* WRITTEN INSTRUCTION *
Please return every line of the entries below unchanged and in the same order.
◆ ◆ ◆ ◆ ◆
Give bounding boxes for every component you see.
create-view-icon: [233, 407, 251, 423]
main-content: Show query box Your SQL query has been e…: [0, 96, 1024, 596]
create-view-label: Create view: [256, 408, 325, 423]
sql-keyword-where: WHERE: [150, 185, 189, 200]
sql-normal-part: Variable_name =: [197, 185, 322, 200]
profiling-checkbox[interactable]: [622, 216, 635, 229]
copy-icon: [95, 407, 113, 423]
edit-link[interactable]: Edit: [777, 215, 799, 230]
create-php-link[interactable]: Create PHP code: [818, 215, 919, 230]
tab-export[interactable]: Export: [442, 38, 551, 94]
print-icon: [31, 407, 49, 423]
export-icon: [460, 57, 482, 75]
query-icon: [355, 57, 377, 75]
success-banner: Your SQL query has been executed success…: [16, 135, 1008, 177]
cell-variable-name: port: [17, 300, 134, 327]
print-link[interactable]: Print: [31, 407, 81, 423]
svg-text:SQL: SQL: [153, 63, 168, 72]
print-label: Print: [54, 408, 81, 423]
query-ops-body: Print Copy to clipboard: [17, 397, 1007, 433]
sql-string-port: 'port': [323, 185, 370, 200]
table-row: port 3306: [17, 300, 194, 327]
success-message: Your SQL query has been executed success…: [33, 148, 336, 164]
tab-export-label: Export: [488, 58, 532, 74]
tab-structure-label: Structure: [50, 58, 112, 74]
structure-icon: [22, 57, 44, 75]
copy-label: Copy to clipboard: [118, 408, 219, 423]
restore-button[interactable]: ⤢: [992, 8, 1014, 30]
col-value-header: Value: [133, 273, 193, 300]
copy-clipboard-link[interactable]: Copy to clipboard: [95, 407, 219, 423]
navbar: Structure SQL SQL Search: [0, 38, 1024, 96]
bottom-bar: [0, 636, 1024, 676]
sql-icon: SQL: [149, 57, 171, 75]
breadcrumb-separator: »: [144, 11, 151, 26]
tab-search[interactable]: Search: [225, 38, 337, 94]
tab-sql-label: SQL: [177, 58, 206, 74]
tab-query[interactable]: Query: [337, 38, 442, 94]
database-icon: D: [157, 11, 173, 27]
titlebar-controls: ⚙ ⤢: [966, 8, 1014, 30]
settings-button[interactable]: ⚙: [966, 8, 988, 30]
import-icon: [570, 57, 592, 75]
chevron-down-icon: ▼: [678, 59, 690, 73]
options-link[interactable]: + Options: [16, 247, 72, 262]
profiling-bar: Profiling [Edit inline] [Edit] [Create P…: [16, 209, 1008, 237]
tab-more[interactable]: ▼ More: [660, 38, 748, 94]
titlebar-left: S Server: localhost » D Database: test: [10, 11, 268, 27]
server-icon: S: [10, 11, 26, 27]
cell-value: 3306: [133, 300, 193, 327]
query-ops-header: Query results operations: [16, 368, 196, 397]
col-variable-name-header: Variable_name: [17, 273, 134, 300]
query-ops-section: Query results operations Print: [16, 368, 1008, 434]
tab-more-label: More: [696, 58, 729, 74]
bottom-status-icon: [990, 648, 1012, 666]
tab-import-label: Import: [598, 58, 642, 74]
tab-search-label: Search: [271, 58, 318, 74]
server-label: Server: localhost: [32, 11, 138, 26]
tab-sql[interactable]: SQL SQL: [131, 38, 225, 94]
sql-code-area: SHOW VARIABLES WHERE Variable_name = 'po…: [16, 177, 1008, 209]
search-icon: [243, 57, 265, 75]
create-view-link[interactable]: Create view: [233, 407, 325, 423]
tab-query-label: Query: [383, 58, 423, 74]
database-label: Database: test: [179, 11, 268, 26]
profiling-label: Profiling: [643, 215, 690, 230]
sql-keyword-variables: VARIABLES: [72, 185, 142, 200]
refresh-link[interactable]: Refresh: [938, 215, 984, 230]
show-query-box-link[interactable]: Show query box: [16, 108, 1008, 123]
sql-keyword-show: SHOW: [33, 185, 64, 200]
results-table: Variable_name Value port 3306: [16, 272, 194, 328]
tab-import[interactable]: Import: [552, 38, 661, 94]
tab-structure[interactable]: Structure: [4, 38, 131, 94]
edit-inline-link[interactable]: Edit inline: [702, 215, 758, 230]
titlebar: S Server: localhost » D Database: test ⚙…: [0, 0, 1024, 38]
◆ ◆ ◆ ◆ ◆
* TASK SOLUTION *
Give bounding boxes for every component you see.
create-view-icon: [233, 407, 251, 423]
main-content: Show query box Your SQL query has been e…: [0, 96, 1024, 596]
create-view-label: Create view: [256, 408, 325, 423]
sql-keyword-where: WHERE: [150, 185, 189, 200]
sql-normal-part: Variable_name =: [197, 185, 322, 200]
profiling-checkbox[interactable]: [622, 216, 635, 229]
copy-icon: [95, 407, 113, 423]
edit-link[interactable]: Edit: [777, 215, 799, 230]
create-php-link[interactable]: Create PHP code: [818, 215, 919, 230]
tab-export[interactable]: Export: [442, 38, 551, 94]
print-icon: [31, 407, 49, 423]
export-icon: [460, 57, 482, 75]
query-icon: [355, 57, 377, 75]
success-banner: Your SQL query has been executed success…: [16, 135, 1008, 177]
cell-variable-name: port: [17, 300, 134, 327]
print-link[interactable]: Print: [31, 407, 81, 423]
svg-text:SQL: SQL: [153, 63, 168, 72]
print-label: Print: [54, 408, 81, 423]
query-ops-body: Print Copy to clipboard: [17, 397, 1007, 433]
sql-string-port: 'port': [323, 185, 370, 200]
table-row: port 3306: [17, 300, 194, 327]
success-message: Your SQL query has been executed success…: [33, 148, 336, 164]
tab-export-label: Export: [488, 58, 532, 74]
tab-structure-label: Structure: [50, 58, 112, 74]
structure-icon: [22, 57, 44, 75]
copy-label: Copy to clipboard: [118, 408, 219, 423]
restore-button[interactable]: ⤢: [992, 8, 1014, 30]
col-value-header: Value: [133, 273, 193, 300]
copy-clipboard-link[interactable]: Copy to clipboard: [95, 407, 219, 423]
navbar: Structure SQL SQL Search: [0, 38, 1024, 96]
bottom-bar: [0, 636, 1024, 676]
sql-icon: SQL: [149, 57, 171, 75]
breadcrumb-separator: »: [144, 11, 151, 26]
tab-search[interactable]: Search: [225, 38, 337, 94]
tab-sql-label: SQL: [177, 58, 206, 74]
tab-query[interactable]: Query: [337, 38, 442, 94]
database-icon: D: [157, 11, 173, 27]
titlebar-controls: ⚙ ⤢: [966, 8, 1014, 30]
settings-button[interactable]: ⚙: [966, 8, 988, 30]
import-icon: [570, 57, 592, 75]
chevron-down-icon: ▼: [678, 59, 690, 73]
options-link[interactable]: + Options: [16, 247, 72, 262]
profiling-bar: Profiling [Edit inline] [Edit] [Create P…: [16, 209, 1008, 237]
tab-more[interactable]: ▼ More: [660, 38, 748, 94]
titlebar-left: S Server: localhost » D Database: test: [10, 11, 268, 27]
server-icon: S: [10, 11, 26, 27]
cell-value: 3306: [133, 300, 193, 327]
query-ops-header: Query results operations: [16, 368, 196, 397]
col-variable-name-header: Variable_name: [17, 273, 134, 300]
query-ops-section: Query results operations Print: [16, 368, 1008, 434]
tab-more-label: More: [696, 58, 729, 74]
bottom-status-icon: [990, 648, 1012, 666]
tab-import-label: Import: [598, 58, 642, 74]
tab-search-label: Search: [271, 58, 318, 74]
server-label: Server: localhost: [32, 11, 138, 26]
tab-sql[interactable]: SQL SQL: [131, 38, 225, 94]
sql-code-area: SHOW VARIABLES WHERE Variable_name = 'po…: [16, 177, 1008, 209]
search-icon: [243, 57, 265, 75]
create-view-link[interactable]: Create view: [233, 407, 325, 423]
tab-query-label: Query: [383, 58, 423, 74]
database-label: Database: test: [179, 11, 268, 26]
profiling-label: Profiling: [643, 215, 690, 230]
sql-keyword-variables: VARIABLES: [72, 185, 142, 200]
refresh-link[interactable]: Refresh: [938, 215, 984, 230]
show-query-box-link[interactable]: Show query box: [16, 108, 1008, 123]
sql-keyword-show: SHOW: [33, 185, 64, 200]
results-table: Variable_name Value port 3306: [16, 272, 194, 328]
tab-import[interactable]: Import: [552, 38, 661, 94]
tab-structure[interactable]: Structure: [4, 38, 131, 94]
edit-inline-link[interactable]: Edit inline: [702, 215, 758, 230]
titlebar: S Server: localhost » D Database: test ⚙…: [0, 0, 1024, 38]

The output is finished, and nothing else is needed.